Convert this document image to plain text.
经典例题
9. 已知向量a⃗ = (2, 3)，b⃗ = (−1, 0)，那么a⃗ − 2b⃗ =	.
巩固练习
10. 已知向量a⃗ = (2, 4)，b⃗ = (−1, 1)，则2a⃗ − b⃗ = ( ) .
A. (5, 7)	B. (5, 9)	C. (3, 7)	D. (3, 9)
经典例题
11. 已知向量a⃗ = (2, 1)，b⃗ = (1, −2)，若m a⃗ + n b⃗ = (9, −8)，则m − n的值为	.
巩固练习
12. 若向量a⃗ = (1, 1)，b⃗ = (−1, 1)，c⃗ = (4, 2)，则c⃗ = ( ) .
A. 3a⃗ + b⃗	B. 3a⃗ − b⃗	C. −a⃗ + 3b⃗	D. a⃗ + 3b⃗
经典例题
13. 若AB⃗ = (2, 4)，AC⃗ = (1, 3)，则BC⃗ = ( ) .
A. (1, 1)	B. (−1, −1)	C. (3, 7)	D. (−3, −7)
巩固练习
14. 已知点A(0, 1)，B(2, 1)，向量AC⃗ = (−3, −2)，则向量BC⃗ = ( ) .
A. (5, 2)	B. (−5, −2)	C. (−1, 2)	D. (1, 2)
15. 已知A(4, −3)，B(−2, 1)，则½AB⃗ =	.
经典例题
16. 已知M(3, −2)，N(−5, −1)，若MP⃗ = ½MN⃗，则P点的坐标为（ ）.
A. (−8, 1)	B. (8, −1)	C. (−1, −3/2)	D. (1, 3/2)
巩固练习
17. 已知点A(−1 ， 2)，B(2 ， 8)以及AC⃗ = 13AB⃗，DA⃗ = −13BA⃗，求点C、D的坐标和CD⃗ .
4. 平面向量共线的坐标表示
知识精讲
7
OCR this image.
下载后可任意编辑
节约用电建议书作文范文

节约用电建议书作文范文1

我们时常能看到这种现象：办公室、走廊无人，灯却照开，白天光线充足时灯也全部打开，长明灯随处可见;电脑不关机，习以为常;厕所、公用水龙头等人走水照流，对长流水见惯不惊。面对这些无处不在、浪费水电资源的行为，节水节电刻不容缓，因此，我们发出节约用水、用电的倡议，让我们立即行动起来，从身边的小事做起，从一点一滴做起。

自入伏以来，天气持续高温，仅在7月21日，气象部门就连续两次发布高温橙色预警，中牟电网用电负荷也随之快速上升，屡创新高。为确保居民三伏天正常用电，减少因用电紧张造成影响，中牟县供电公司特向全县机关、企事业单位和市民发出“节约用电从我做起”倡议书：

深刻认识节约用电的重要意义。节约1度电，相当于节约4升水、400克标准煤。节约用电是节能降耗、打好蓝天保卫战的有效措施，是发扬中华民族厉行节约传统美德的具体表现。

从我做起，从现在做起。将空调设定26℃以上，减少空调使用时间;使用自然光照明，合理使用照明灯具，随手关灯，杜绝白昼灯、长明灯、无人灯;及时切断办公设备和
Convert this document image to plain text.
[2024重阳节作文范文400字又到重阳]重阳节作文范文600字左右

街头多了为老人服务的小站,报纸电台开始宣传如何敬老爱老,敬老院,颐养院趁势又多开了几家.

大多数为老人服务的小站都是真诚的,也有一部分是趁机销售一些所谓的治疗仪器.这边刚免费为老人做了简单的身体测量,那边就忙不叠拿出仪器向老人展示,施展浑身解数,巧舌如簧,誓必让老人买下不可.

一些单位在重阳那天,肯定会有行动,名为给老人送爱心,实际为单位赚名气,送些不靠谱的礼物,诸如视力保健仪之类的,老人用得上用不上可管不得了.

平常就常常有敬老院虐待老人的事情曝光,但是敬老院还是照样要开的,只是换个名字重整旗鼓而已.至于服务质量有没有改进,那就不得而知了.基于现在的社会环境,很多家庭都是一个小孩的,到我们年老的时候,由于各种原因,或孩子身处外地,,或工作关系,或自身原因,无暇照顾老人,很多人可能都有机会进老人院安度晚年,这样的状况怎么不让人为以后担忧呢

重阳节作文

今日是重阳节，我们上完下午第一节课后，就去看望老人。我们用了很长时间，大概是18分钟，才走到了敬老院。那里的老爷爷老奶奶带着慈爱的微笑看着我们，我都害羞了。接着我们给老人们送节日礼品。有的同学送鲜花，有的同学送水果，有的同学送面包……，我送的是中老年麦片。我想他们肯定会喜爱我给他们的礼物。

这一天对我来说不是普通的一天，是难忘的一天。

_ _ _ _ _

## [DIRECTIONS]
Give all the records again. Match them exactly.

## [FINISHED ANSWER]
Convert this document image to plain text.
经典例题
9. 已知向量a⃗ = (2, 3)，b⃗ = (−1, 0)，那么a⃗ − 2b⃗ =	.
巩固练习
10. 已知向量a⃗ = (2, 4)，b⃗ = (−1, 1)，则2a⃗ − b⃗ = ( ) .
A. (5, 7)	B. (5, 9)	C. (3, 7)	D. (3, 9)
经典例题
11. 已知向量a⃗ = (2, 1)，b⃗ = (1, −2)，若m a⃗ + n b⃗ = (9, −8)，则m − n的值为	.
巩固练习
12. 若向量a⃗ = (1, 1)，b⃗ = (−1, 1)，c⃗ = (4, 2)，则c⃗ = ( ) .
A. 3a⃗ + b⃗	B. 3a⃗ − b⃗	C. −a⃗ + 3b⃗	D. a⃗ + 3b⃗
经典例题
13. 若AB⃗ = (2, 4)，AC⃗ = (1, 3)，则BC⃗ = ( ) .
A. (1, 1)	B. (−1, −1)	C. (3, 7)	D. (−3, −7)
巩固练习
14. 已知点A(0, 1)，B(2, 1)，向量AC⃗ = (−3, −2)，则向量BC⃗ = ( ) .
A. (5, 2)	B. (−5, −2)	C. (−1, 2)	D. (1, 2)
15. 已知A(4, −3)，B(−2, 1)，则½AB⃗ =	.
经典例题
16. 已知M(3, −2)，N(−5, −1)，若MP⃗ = ½MN⃗，则P点的坐标为（ ）.
A. (−8, 1)	B. (8, −1)	C. (−1, −3/2)	D. (1, 3/2)
巩固练习
17. 已知点A(−1 ， 2)，B(2 ， 8)以及AC⃗ = 13AB⃗，DA⃗ = −13BA⃗，求点C、D的坐标和CD⃗ .
4. 平面向量共线的坐标表示
知识精讲
7
OCR this image.
下载后可任意编辑
节约用电建议书作文范文

节约用电建议书作文范文1

我们时常能看到这种现象：办公室、走廊无人，灯却照开，白天光线充足时灯也全部打开，长明灯随处可见;电脑不关机，习以为常;厕所、公用水龙头等人走水照流，对长流水见惯不惊。面对这些无处不在、浪费水电资源的行为，节水节电刻不容缓，因此，我们发出节约用水、用电的倡议，让我们立即行动起来，从身边的小事做起，从一点一滴做起。

自入伏以来，天气持续高温，仅在7月21日，气象部门就连续两次发布高温橙色预警，中牟电网用电负荷也随之快速上升，屡创新高。为确保居民三伏天正常用电，减少因用电紧张造成影响，中牟县供电公司特向全县机关、企事业单位和市民发出“节约用电从我做起”倡议书：

深刻认识节约用电的重要意义。节约1度电，相当于节约4升水、400克标准煤。节约用电是节能降耗、打好蓝天保卫战的有效措施，是发扬中华民族厉行节约传统美德的具体表现。

从我做起，从现在做起。将空调设定26℃以上，减少空调使用时间;使用自然光照明，合理使用照明灯具，随手关灯，杜绝白昼灯、长明灯、无人灯;及时切断办公设备和
Convert this document image to plain text.
[2024重阳节作文范文400字又到重阳]重阳节作文范文600字左右

街头多了为老人服务的小站,报纸电台开始宣传如何敬老爱老,敬老院,颐养院趁势又多开了几家.

大多数为老人服务的小站都是真诚的,也有一部分是趁机销售一些所谓的治疗仪器.这边刚免费为老人做了简单的身体测量,那边就忙不叠拿出仪器向老人展示,施展浑身解数,巧舌如簧,誓必让老人买下不可.

一些单位在重阳那天,肯定会有行动,名为给老人送爱心,实际为单位赚名气,送些不靠谱的礼物,诸如视力保健仪之类的,老人用得上用不上可管不得了.

平常就常常有敬老院虐待老人的事情曝光,但是敬老院还是照样要开的,只是换个名字重整旗鼓而已.至于服务质量有没有改进,那就不得而知了.基于现在的社会环境,很多家庭都是一个小孩的,到我们年老的时候,由于各种原因,或孩子身处外地,,或工作关系,或自身原因,无暇照顾老人,很多人可能都有机会进老人院安度晚年,这样的状况怎么不让人为以后担忧呢

重阳节作文

今日是重阳节，我们上完下午第一节课后，就去看望老人。我们用了很长时间，大概是18分钟，才走到了敬老院。那里的老爷爷老奶奶带着慈爱的微笑看着我们，我都害羞了。接着我们给老人们送节日礼品。有的同学送鲜花，有的同学送水果，有的同学送面包……，我送的是中老年麦片。我想他们肯定会喜爱我给他们的礼物。

这一天对我来说不是普通的一天，是难忘的一天。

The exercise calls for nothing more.